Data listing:
***

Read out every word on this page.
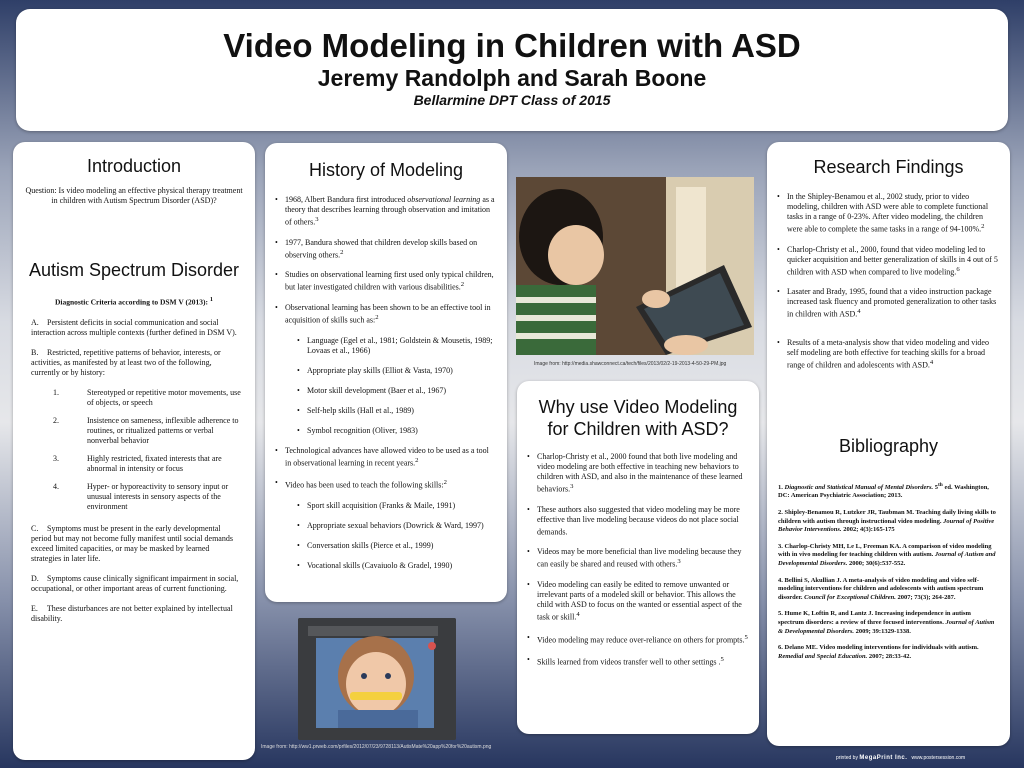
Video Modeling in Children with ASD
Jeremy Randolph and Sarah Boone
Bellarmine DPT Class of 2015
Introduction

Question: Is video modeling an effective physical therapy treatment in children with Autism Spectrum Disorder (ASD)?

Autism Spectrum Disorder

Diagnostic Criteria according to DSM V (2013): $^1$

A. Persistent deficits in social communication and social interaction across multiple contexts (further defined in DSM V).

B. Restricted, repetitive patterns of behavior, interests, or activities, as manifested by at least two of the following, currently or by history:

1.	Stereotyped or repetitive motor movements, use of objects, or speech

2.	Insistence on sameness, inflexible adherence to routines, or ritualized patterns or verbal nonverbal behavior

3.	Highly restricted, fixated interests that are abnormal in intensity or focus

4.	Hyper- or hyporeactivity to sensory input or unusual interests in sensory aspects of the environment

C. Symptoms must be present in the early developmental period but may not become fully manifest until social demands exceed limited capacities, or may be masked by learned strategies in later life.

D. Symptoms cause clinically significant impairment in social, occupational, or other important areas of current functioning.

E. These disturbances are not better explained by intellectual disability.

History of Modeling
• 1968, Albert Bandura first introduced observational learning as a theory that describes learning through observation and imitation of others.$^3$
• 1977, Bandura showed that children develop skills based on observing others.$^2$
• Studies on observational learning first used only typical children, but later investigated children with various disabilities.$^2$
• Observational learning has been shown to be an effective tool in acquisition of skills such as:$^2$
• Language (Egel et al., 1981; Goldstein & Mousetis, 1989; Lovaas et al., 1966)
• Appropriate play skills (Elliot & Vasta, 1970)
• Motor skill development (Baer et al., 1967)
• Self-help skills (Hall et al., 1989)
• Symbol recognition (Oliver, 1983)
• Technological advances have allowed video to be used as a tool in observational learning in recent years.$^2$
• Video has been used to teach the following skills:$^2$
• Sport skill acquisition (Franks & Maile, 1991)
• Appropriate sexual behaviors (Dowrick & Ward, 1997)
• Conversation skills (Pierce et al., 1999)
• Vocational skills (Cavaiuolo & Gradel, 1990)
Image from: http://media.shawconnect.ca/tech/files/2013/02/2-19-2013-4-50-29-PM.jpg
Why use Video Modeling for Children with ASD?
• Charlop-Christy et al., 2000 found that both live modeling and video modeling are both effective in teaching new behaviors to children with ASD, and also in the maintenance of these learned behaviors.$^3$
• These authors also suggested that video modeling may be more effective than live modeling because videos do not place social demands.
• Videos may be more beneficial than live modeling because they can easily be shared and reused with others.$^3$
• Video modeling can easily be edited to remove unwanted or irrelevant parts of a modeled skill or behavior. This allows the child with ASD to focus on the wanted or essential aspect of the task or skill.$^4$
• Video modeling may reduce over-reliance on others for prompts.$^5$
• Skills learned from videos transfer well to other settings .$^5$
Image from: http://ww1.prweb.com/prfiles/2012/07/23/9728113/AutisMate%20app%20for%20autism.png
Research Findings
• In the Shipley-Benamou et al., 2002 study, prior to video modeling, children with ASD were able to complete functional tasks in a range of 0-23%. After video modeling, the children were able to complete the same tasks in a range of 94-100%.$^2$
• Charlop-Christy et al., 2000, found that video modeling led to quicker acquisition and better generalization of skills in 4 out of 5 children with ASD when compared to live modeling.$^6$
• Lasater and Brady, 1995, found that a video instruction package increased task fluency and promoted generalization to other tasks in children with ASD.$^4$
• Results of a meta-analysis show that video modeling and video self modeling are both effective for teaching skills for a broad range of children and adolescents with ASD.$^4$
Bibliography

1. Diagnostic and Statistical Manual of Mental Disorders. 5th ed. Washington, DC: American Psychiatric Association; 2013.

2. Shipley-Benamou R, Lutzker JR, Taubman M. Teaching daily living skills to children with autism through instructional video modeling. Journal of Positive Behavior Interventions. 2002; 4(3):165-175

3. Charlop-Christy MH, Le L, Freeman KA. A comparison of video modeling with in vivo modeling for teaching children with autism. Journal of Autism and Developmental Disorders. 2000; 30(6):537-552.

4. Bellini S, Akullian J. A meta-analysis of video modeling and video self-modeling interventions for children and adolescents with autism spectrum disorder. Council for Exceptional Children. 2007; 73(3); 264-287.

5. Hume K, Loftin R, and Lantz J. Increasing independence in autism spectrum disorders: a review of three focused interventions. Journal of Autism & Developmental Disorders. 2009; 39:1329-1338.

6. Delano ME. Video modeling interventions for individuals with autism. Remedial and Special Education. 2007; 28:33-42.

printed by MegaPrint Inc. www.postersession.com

***

- _WHAT YOU NEED TO DO_
Pull out each line of the entries that contains "tool".

- _EXERCISE ANSWER_
• Observational learning has been shown to be an effective tool in acquisition of skills such as:$^2$
• Technological advances have allowed video to be used as a tool in observational learning in recent years.$^2$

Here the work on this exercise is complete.